WORK INSTRUCTIONS
Copy all entries without alteration and skip the pictures they hold.

RECORDS PROVIDED
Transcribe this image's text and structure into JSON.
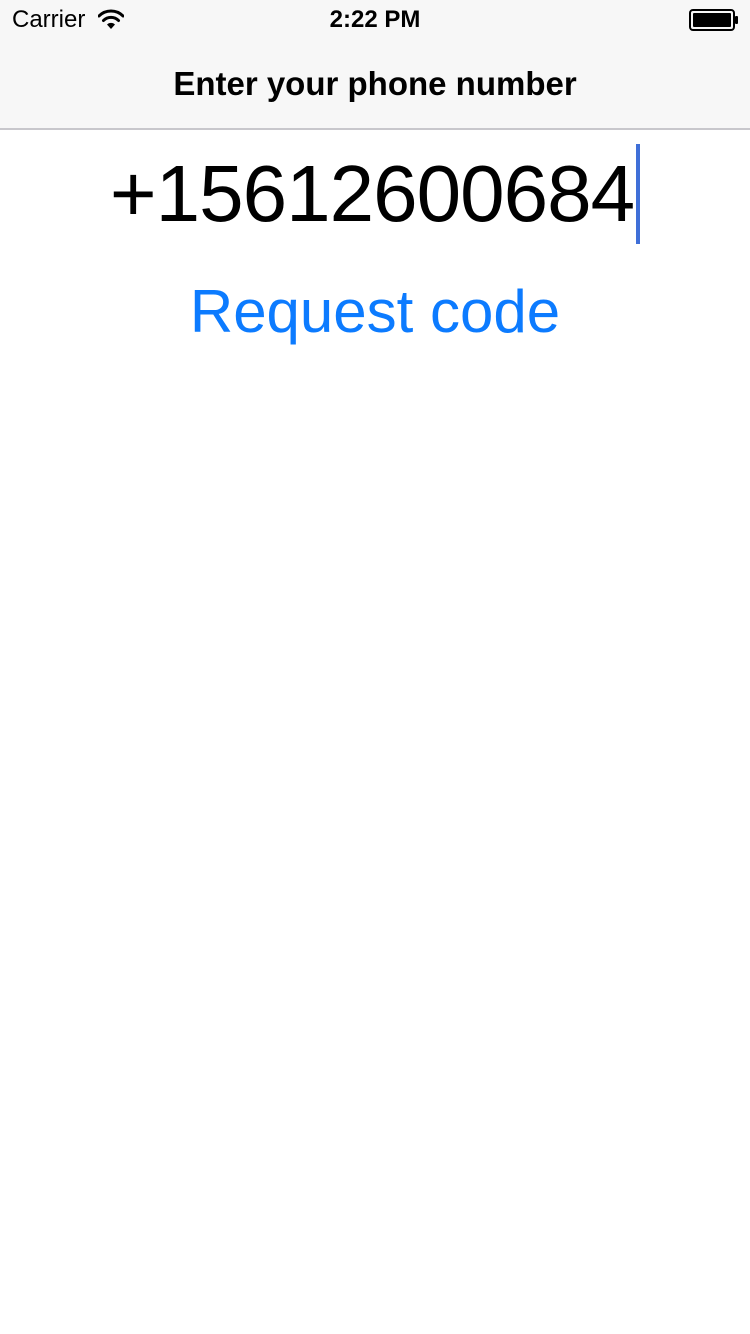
{
  "status_bar": {
    "carrier": "Carrier",
    "time": "2:22 PM",
    "wifi_icon": "wifi-icon",
    "battery_icon": "battery-icon"
  },
  "nav_bar": {
    "title": "Enter your phone number"
  },
  "phone_input": {
    "value": "+15612600684",
    "cursor_color": "#3f6fd8"
  },
  "actions": {
    "request_code_label": "Request code",
    "accent_color": "#0c7bff"
  }
}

ANSWER TO THE TASK
Transcribe this image's text and structure into JSON.
{
  "status_bar": {
    "carrier": "Carrier",
    "time": "2:22 PM",
    "wifi_icon": "wifi-icon",
    "battery_icon": "battery-icon"
  },
  "nav_bar": {
    "title": "Enter your phone number"
  },
  "phone_input": {
    "value": "+15612600684",
    "cursor_color": "#3f6fd8"
  },
  "actions": {
    "request_code_label": "Request code",
    "accent_color": "#0c7bff"
  }
}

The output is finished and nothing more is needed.